### Exercise description
Return only the count of lines in which the word "JSON" appears.

### Given records
<<<<

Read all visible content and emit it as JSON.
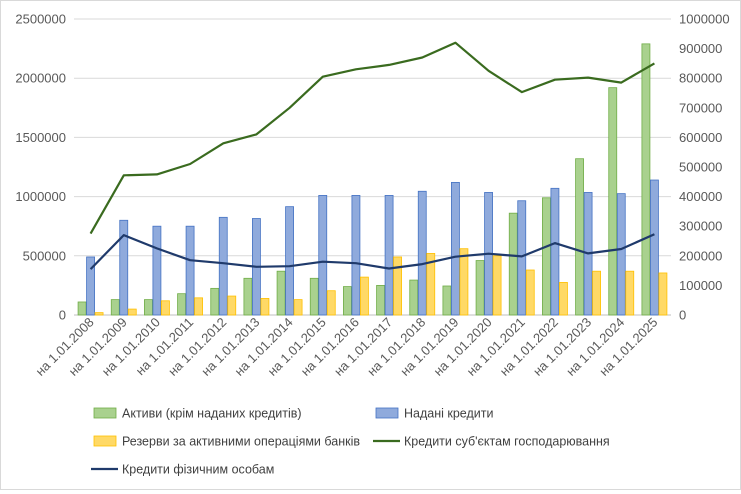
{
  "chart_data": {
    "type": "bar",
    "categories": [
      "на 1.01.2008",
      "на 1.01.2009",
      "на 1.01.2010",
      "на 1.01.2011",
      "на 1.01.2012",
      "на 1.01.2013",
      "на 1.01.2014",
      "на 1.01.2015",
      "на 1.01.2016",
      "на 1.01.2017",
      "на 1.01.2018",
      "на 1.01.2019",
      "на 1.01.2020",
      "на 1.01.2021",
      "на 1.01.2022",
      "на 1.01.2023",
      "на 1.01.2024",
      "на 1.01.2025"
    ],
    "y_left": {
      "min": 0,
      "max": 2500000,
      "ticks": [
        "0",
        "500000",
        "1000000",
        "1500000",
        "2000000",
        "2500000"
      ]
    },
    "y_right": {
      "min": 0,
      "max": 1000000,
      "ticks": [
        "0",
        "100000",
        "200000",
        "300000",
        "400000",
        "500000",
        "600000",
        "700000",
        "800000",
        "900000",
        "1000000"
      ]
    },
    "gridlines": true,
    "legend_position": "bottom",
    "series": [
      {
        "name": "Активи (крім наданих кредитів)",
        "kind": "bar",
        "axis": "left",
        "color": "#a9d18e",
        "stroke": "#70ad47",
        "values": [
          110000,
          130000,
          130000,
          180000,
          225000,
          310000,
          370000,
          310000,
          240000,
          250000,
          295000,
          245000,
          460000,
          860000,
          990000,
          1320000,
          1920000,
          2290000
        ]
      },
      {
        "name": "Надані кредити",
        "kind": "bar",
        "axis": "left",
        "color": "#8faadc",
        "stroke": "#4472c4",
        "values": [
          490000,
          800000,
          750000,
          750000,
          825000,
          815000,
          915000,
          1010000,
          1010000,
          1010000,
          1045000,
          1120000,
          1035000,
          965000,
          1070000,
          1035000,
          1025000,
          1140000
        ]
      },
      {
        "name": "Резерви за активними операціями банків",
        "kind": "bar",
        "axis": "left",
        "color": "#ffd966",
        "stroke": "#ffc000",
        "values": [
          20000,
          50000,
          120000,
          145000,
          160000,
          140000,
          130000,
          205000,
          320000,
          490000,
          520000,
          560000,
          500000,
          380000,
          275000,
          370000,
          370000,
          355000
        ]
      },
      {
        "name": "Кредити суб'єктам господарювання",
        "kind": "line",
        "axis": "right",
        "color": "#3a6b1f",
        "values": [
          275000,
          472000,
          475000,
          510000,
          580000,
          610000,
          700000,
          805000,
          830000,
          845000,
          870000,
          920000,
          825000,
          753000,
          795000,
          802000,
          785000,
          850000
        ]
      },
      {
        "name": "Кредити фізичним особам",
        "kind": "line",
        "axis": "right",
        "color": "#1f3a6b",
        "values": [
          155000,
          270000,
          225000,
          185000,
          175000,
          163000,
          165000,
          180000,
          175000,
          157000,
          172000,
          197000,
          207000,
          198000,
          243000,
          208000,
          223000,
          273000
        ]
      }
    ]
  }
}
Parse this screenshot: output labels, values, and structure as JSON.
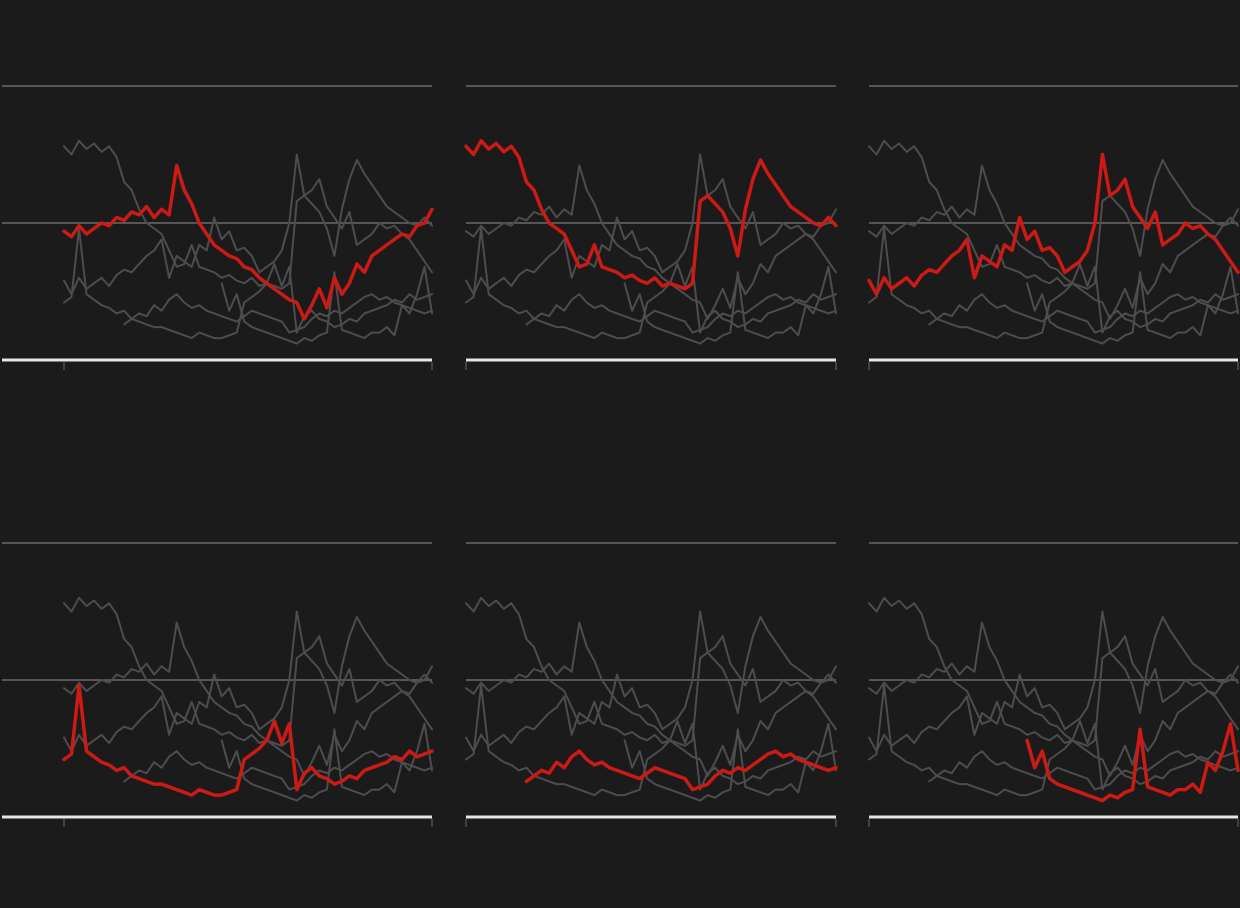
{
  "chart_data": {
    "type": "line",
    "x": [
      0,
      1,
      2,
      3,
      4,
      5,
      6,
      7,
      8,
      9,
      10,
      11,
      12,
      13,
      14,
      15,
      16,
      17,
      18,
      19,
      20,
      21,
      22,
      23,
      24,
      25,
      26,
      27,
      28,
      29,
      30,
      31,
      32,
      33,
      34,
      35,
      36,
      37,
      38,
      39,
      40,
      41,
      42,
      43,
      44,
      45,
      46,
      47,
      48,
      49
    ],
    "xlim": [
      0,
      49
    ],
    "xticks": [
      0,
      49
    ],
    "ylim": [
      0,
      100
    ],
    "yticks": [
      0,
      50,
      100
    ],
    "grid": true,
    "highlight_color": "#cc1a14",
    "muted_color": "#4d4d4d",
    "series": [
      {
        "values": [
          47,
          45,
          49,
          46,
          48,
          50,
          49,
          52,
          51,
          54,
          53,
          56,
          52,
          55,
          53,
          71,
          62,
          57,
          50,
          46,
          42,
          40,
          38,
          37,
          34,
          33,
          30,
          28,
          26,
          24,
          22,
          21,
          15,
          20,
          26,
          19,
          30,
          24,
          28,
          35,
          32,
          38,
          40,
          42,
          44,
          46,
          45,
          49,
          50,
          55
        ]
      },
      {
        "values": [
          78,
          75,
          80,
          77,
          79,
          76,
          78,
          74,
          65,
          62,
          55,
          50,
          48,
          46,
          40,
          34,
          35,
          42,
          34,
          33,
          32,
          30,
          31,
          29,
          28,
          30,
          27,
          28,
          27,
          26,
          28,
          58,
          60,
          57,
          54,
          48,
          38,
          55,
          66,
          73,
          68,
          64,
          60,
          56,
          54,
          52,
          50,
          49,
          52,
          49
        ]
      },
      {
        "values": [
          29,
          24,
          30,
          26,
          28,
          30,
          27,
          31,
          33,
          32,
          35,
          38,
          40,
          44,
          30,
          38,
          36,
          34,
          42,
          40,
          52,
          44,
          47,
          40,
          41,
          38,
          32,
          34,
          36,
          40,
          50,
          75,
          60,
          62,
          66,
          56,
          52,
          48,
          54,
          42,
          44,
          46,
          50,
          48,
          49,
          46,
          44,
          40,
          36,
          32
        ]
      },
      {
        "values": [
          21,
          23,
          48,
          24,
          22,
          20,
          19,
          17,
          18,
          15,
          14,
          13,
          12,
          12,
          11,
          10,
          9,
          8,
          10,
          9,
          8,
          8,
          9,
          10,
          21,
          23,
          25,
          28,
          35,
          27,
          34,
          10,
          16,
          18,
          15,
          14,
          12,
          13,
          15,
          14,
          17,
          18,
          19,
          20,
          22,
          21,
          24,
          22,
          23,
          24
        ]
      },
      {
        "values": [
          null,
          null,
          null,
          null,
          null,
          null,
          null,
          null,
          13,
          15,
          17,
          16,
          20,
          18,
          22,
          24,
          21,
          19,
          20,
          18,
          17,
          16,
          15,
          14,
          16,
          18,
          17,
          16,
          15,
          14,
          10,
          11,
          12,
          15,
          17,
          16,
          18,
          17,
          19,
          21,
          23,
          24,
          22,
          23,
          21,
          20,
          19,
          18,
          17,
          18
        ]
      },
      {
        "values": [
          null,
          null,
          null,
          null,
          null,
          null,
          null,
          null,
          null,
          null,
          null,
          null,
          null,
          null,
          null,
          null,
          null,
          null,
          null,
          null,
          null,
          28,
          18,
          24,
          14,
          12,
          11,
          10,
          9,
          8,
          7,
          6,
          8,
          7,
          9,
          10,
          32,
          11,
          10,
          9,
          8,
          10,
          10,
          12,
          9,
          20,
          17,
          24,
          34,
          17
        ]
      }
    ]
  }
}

>>>>

### Result of this task
2